►

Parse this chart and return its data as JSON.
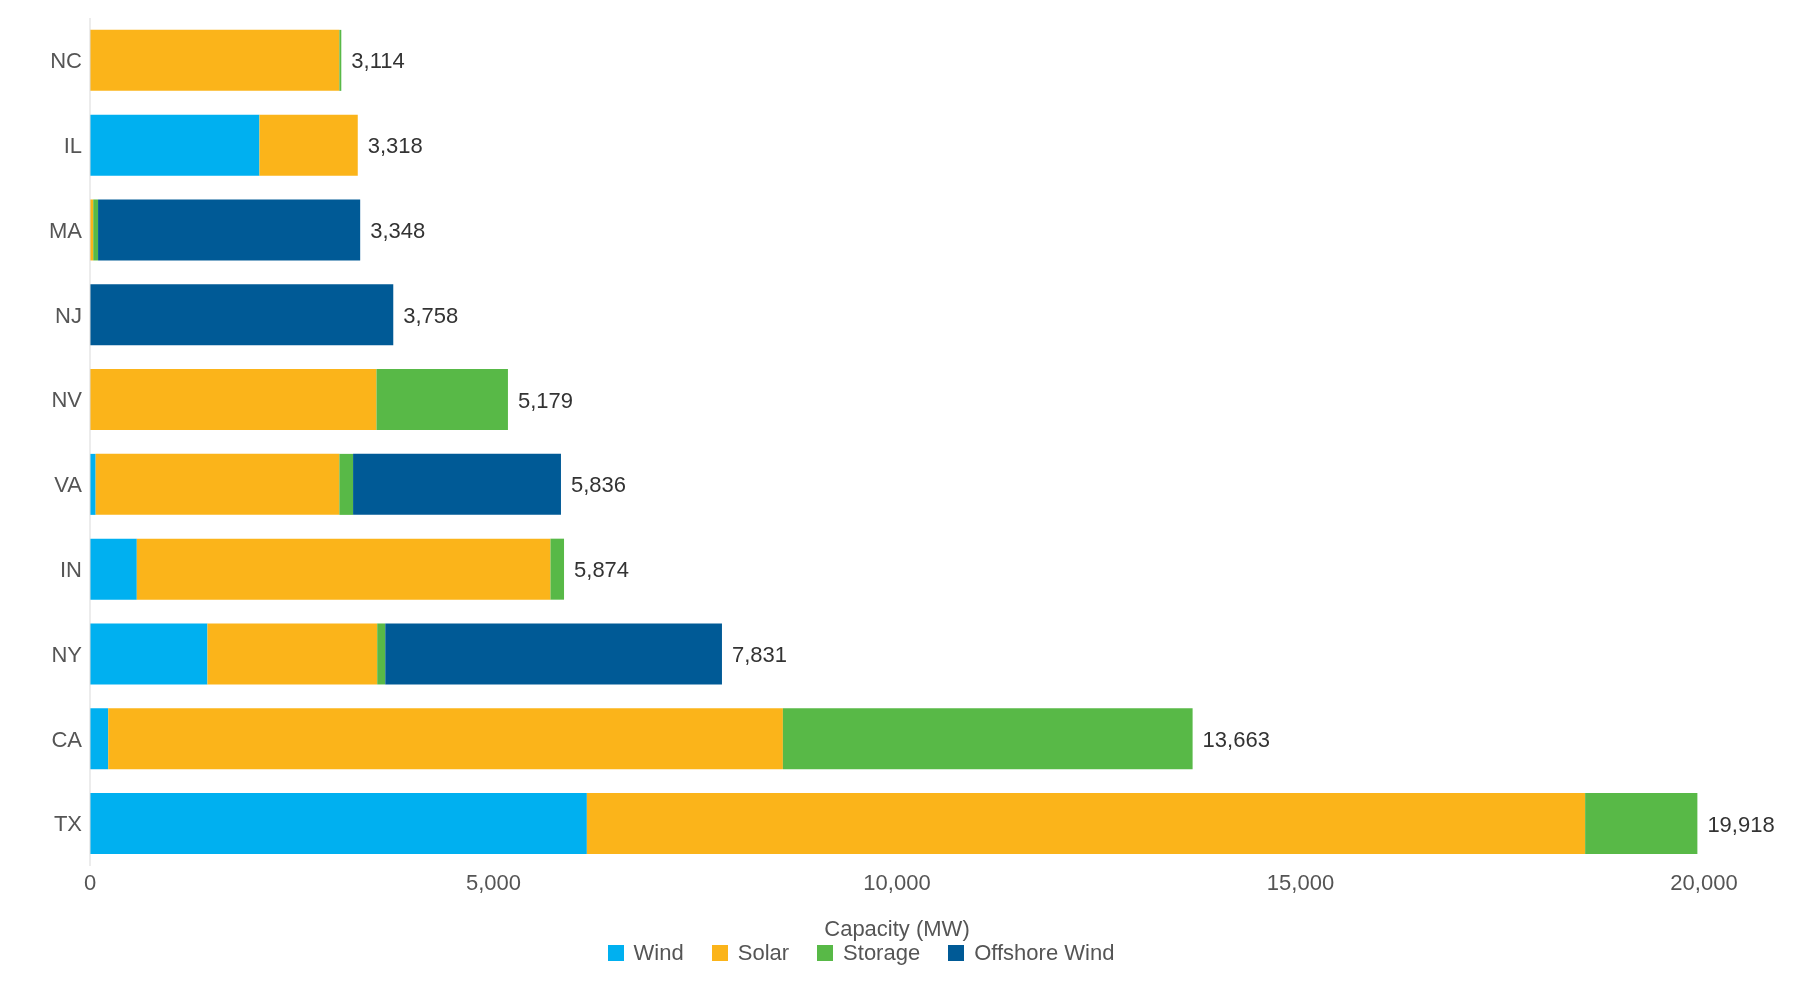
{
  "chart_data": {
    "type": "bar",
    "orientation": "horizontal",
    "stacked": true,
    "xlabel": "Capacity (MW)",
    "categories": [
      "NC",
      "IL",
      "MA",
      "NJ",
      "NV",
      "VA",
      "IN",
      "NY",
      "CA",
      "TX"
    ],
    "series": [
      {
        "name": "Wind",
        "color": "#00b0f0",
        "values": [
          null,
          2100,
          null,
          null,
          null,
          70,
          580,
          1455,
          226,
          6157
        ]
      },
      {
        "name": "Solar",
        "color": "#fbb41a",
        "values": [
          3090,
          1218,
          40,
          null,
          3550,
          3020,
          5126,
          2104,
          8360,
          12370
        ]
      },
      {
        "name": "Storage",
        "color": "#58b947",
        "values": [
          24,
          null,
          60,
          null,
          1629,
          170,
          168,
          100,
          5077,
          1391
        ]
      },
      {
        "name": "Offshore Wind",
        "color": "#005a96",
        "values": [
          null,
          null,
          3248,
          3758,
          null,
          2576,
          null,
          4172,
          null,
          null
        ]
      }
    ],
    "totals": [
      "3,114",
      "3,318",
      "3,348",
      "3,758",
      "5,179",
      "5,836",
      "5,874",
      "7,831",
      "13,663",
      "19,918"
    ],
    "xlim": [
      0,
      20000
    ],
    "xticks": [
      0,
      {
        "value": 5000,
        "label": "5,000"
      },
      {
        "value": 10000,
        "label": "10,000"
      },
      {
        "value": 15000,
        "label": "15,000"
      },
      {
        "value": 20000,
        "label": "20,000"
      }
    ],
    "grid": false,
    "legend": "bottom"
  }
}
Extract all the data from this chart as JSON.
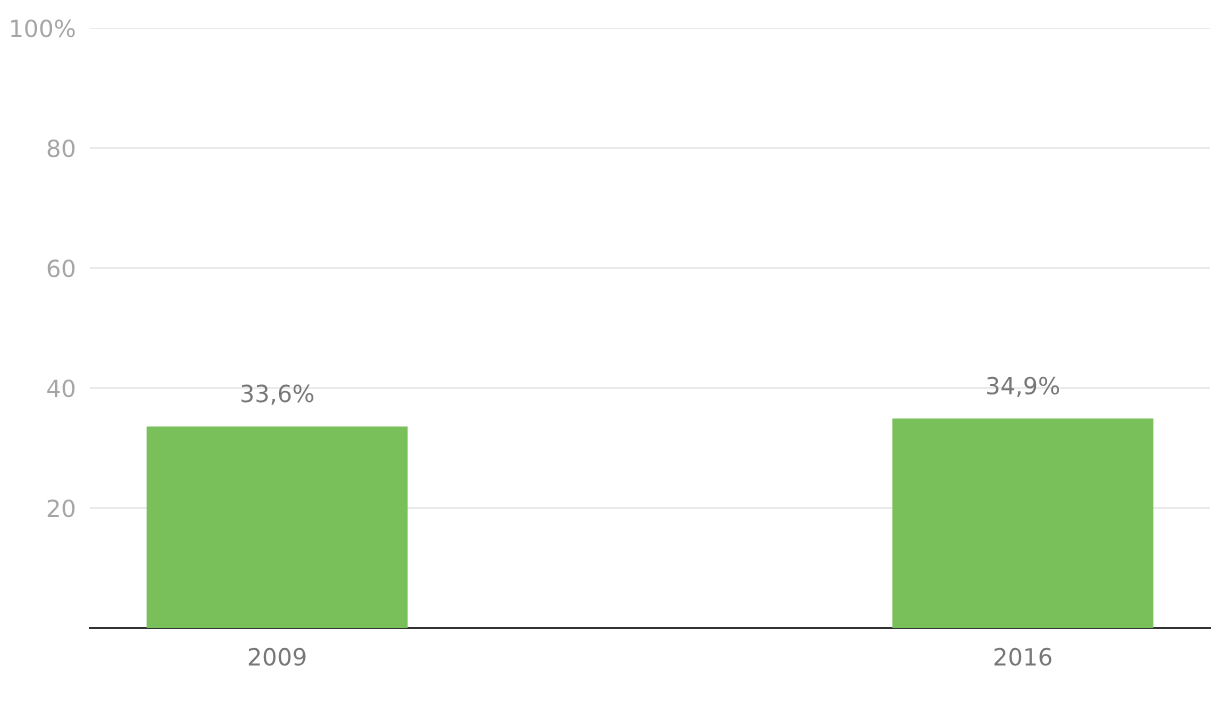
{
  "chart_data": {
    "type": "bar",
    "categories": [
      "2009",
      "2016"
    ],
    "values": [
      33.6,
      34.9
    ],
    "value_labels": [
      "33,6%",
      "34,9%"
    ],
    "color": "#79c05a",
    "ylim": [
      0,
      100
    ],
    "yticks": [
      20,
      40,
      60,
      80,
      {
        "value": 100,
        "label": "100%"
      }
    ],
    "grid": "y",
    "legend": false
  }
}
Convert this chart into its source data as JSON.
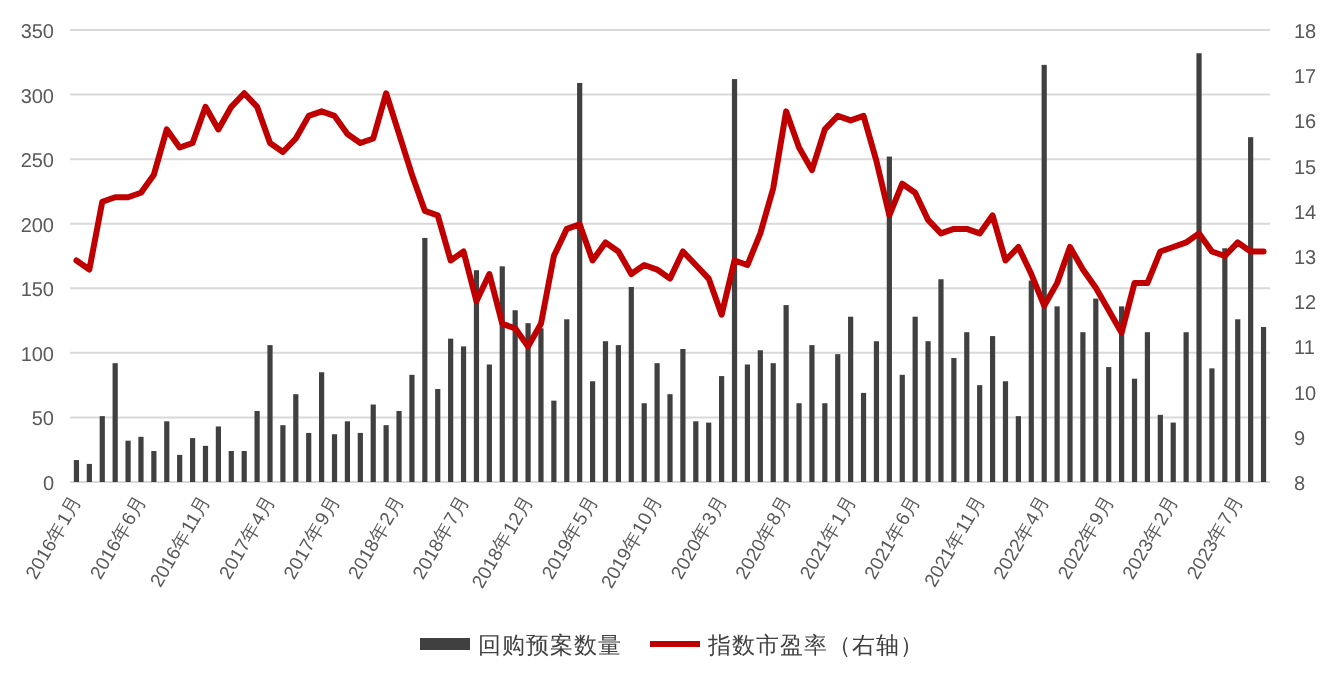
{
  "chart_data": {
    "type": "bar",
    "categories": [
      "2016年1月",
      null,
      null,
      null,
      null,
      "2016年6月",
      null,
      null,
      null,
      null,
      "2016年11月",
      null,
      null,
      null,
      null,
      "2017年4月",
      null,
      null,
      null,
      null,
      "2017年9月",
      null,
      null,
      null,
      null,
      "2018年2月",
      null,
      null,
      null,
      null,
      "2018年7月",
      null,
      null,
      null,
      null,
      "2018年12月",
      null,
      null,
      null,
      null,
      "2019年5月",
      null,
      null,
      null,
      null,
      "2019年10月",
      null,
      null,
      null,
      null,
      "2020年3月",
      null,
      null,
      null,
      null,
      "2020年8月",
      null,
      null,
      null,
      null,
      "2021年1月",
      null,
      null,
      null,
      null,
      "2021年6月",
      null,
      null,
      null,
      null,
      "2021年11月",
      null,
      null,
      null,
      null,
      "2022年4月",
      null,
      null,
      null,
      null,
      "2022年9月",
      null,
      null,
      null,
      null,
      "2023年2月",
      null,
      null,
      null,
      null,
      "2023年7月",
      null,
      null
    ],
    "series": [
      {
        "name": "回购预案数量",
        "color": "#404040",
        "values": [
          17,
          14,
          51,
          92,
          32,
          35,
          24,
          47,
          21,
          34,
          28,
          43,
          24,
          24,
          55,
          106,
          44,
          68,
          38,
          85,
          37,
          47,
          38,
          60,
          44,
          55,
          83,
          189,
          72,
          111,
          105,
          164,
          91,
          167,
          133,
          123,
          119,
          63,
          126,
          309,
          78,
          109,
          106,
          151,
          61,
          92,
          68,
          103,
          47,
          46,
          82,
          312,
          91,
          102,
          92,
          137,
          61,
          106,
          61,
          99,
          128,
          69,
          109,
          252,
          83,
          128,
          109,
          157,
          96,
          116,
          75,
          113,
          78,
          51,
          156,
          323,
          136,
          181,
          116,
          142,
          89,
          136,
          80,
          116,
          52,
          46,
          116,
          332,
          88,
          181,
          126,
          267,
          120
        ]
      },
      {
        "name": "指数市盈率（右轴）",
        "type": "line",
        "axis": "y2",
        "color": "#c00000",
        "values": [
          12.9,
          12.7,
          14.2,
          14.3,
          14.3,
          14.4,
          14.8,
          15.8,
          15.4,
          15.5,
          16.3,
          15.8,
          16.3,
          16.6,
          16.3,
          15.5,
          15.3,
          15.6,
          16.1,
          16.2,
          16.1,
          15.7,
          15.5,
          15.6,
          16.6,
          15.7,
          14.8,
          14.0,
          13.9,
          12.9,
          13.1,
          12.0,
          12.6,
          11.5,
          11.4,
          11.0,
          11.5,
          13.0,
          13.6,
          13.7,
          12.9,
          13.3,
          13.1,
          12.6,
          12.8,
          12.7,
          12.5,
          13.1,
          12.8,
          12.5,
          11.7,
          12.9,
          12.8,
          13.5,
          14.5,
          16.2,
          15.4,
          14.9,
          15.8,
          16.1,
          16.0,
          16.1,
          15.1,
          13.9,
          14.6,
          14.4,
          13.8,
          13.5,
          13.6,
          13.6,
          13.5,
          13.9,
          12.9,
          13.2,
          12.6,
          11.9,
          12.4,
          13.2,
          12.7,
          12.3,
          11.8,
          11.3,
          12.4,
          12.4,
          13.1,
          13.2,
          13.3,
          13.5,
          13.1,
          13.0,
          13.3,
          13.1,
          13.1
        ]
      }
    ],
    "ylim": [
      0,
      350
    ],
    "yticks": [
      0,
      50,
      100,
      150,
      200,
      250,
      300,
      350
    ],
    "y2lim": [
      8,
      18
    ],
    "y2ticks": [
      8,
      9,
      10,
      11,
      12,
      13,
      14,
      15,
      16,
      17,
      18
    ],
    "grid": "y",
    "legend": "bottom"
  }
}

◄

WRITTEN TASK:
Copy all the data exactly as written, but skip any picture.

THE COMPLETED TASK:
Parse this chart and return its data as JSON.
{
  "chart_data": {
    "type": "bar",
    "orientation": "horizontal",
    "stacked": true,
    "xlabel": "Capacity (MW)",
    "categories": [
      "NC",
      "IL",
      "MA",
      "NJ",
      "NV",
      "VA",
      "IN",
      "NY",
      "CA",
      "TX"
    ],
    "series": [
      {
        "name": "Wind",
        "color": "#00b0f0",
        "values": [
          null,
          2100,
          null,
          null,
          null,
          70,
          580,
          1455,
          226,
          6157
        ]
      },
      {
        "name": "Solar",
        "color": "#fbb41a",
        "values": [
          3090,
          1218,
          40,
          null,
          3550,
          3020,
          5126,
          2104,
          8360,
          12370
        ]
      },
      {
        "name": "Storage",
        "color": "#58b947",
        "values": [
          24,
          null,
          60,
          null,
          1629,
          170,
          168,
          100,
          5077,
          1391
        ]
      },
      {
        "name": "Offshore Wind",
        "color": "#005a96",
        "values": [
          null,
          null,
          3248,
          3758,
          null,
          2576,
          null,
          4172,
          null,
          null
        ]
      }
    ],
    "totals": [
      "3,114",
      "3,318",
      "3,348",
      "3,758",
      "5,179",
      "5,836",
      "5,874",
      "7,831",
      "13,663",
      "19,918"
    ],
    "xlim": [
      0,
      20000
    ],
    "xticks": [
      0,
      {
        "value": 5000,
        "label": "5,000"
      },
      {
        "value": 10000,
        "label": "10,000"
      },
      {
        "value": 15000,
        "label": "15,000"
      },
      {
        "value": 20000,
        "label": "20,000"
      }
    ],
    "grid": false,
    "legend": "bottom"
  }
}
Extract all the data from this chart as JSON.
{
  "chart_data": {
    "type": "bar",
    "categories": [
      "2009",
      "2016"
    ],
    "values": [
      33.6,
      34.9
    ],
    "value_labels": [
      "33,6%",
      "34,9%"
    ],
    "color": "#79c05a",
    "ylim": [
      0,
      100
    ],
    "yticks": [
      20,
      40,
      60,
      80,
      {
        "value": 100,
        "label": "100%"
      }
    ],
    "grid": "y",
    "legend": false
  }
}
Convert this chart into its source data as JSON.
{
  "chart_data": {
    "type": "bar",
    "categories": [
      "2016年1月",
      null,
      null,
      null,
      null,
      "2016年6月",
      null,
      null,
      null,
      null,
      "2016年11月",
      null,
      null,
      null,
      null,
      "2017年4月",
      null,
      null,
      null,
      null,
      "2017年9月",
      null,
      null,
      null,
      null,
      "2018年2月",
      null,
      null,
      null,
      null,
      "2018年7月",
      null,
      null,
      null,
      null,
      "2018年12月",
      null,
      null,
      null,
      null,
      "2019年5月",
      null,
      null,
      null,
      null,
      "2019年10月",
      null,
      null,
      null,
      null,
      "2020年3月",
      null,
      null,
      null,
      null,
      "2020年8月",
      null,
      null,
      null,
      null,
      "2021年1月",
      null,
      null,
      null,
      null,
      "2021年6月",
      null,
      null,
      null,
      null,
      "2021年11月",
      null,
      null,
      null,
      null,
      "2022年4月",
      null,
      null,
      null,
      null,
      "2022年9月",
      null,
      null,
      null,
      null,
      "2023年2月",
      null,
      null,
      null,
      null,
      "2023年7月",
      null,
      null
    ],
    "series": [
      {
        "name": "回购预案数量",
        "color": "#404040",
        "values": [
          17,
          14,
          51,
          92,
          32,
          35,
          24,
          47,
          21,
          34,
          28,
          43,
          24,
          24,
          55,
          106,
          44,
          68,
          38,
          85,
          37,
          47,
          38,
          60,
          44,
          55,
          83,
          189,
          72,
          111,
          105,
          164,
          91,
          167,
          133,
          123,
          119,
          63,
          126,
          309,
          78,
          109,
          106,
          151,
          61,
          92,
          68,
          103,
          47,
          46,
          82,
          312,
          91,
          102,
          92,
          137,
          61,
          106,
          61,
          99,
          128,
          69,
          109,
          252,
          83,
          128,
          109,
          157,
          96,
          116,
          75,
          113,
          78,
          51,
          156,
          323,
          136,
          181,
          116,
          142,
          89,
          136,
          80,
          116,
          52,
          46,
          116,
          332,
          88,
          181,
          126,
          267,
          120
        ]
      },
      {
        "name": "指数市盈率（右轴）",
        "type": "line",
        "axis": "y2",
        "color": "#c00000",
        "values": [
          12.9,
          12.7,
          14.2,
          14.3,
          14.3,
          14.4,
          14.8,
          15.8,
          15.4,
          15.5,
          16.3,
          15.8,
          16.3,
          16.6,
          16.3,
          15.5,
          15.3,
          15.6,
          16.1,
          16.2,
          16.1,
          15.7,
          15.5,
          15.6,
          16.6,
          15.7,
          14.8,
          14.0,
          13.9,
          12.9,
          13.1,
          12.0,
          12.6,
          11.5,
          11.4,
          11.0,
          11.5,
          13.0,
          13.6,
          13.7,
          12.9,
          13.3,
          13.1,
          12.6,
          12.8,
          12.7,
          12.5,
          13.1,
          12.8,
          12.5,
          11.7,
          12.9,
          12.8,
          13.5,
          14.5,
          16.2,
          15.4,
          14.9,
          15.8,
          16.1,
          16.0,
          16.1,
          15.1,
          13.9,
          14.6,
          14.4,
          13.8,
          13.5,
          13.6,
          13.6,
          13.5,
          13.9,
          12.9,
          13.2,
          12.6,
          11.9,
          12.4,
          13.2,
          12.7,
          12.3,
          11.8,
          11.3,
          12.4,
          12.4,
          13.1,
          13.2,
          13.3,
          13.5,
          13.1,
          13.0,
          13.3,
          13.1,
          13.1
        ]
      }
    ],
    "ylim": [
      0,
      350
    ],
    "yticks": [
      0,
      50,
      100,
      150,
      200,
      250,
      300,
      350
    ],
    "y2lim": [
      8,
      18
    ],
    "y2ticks": [
      8,
      9,
      10,
      11,
      12,
      13,
      14,
      15,
      16,
      17,
      18
    ],
    "grid": "y",
    "legend": "bottom"
  }
}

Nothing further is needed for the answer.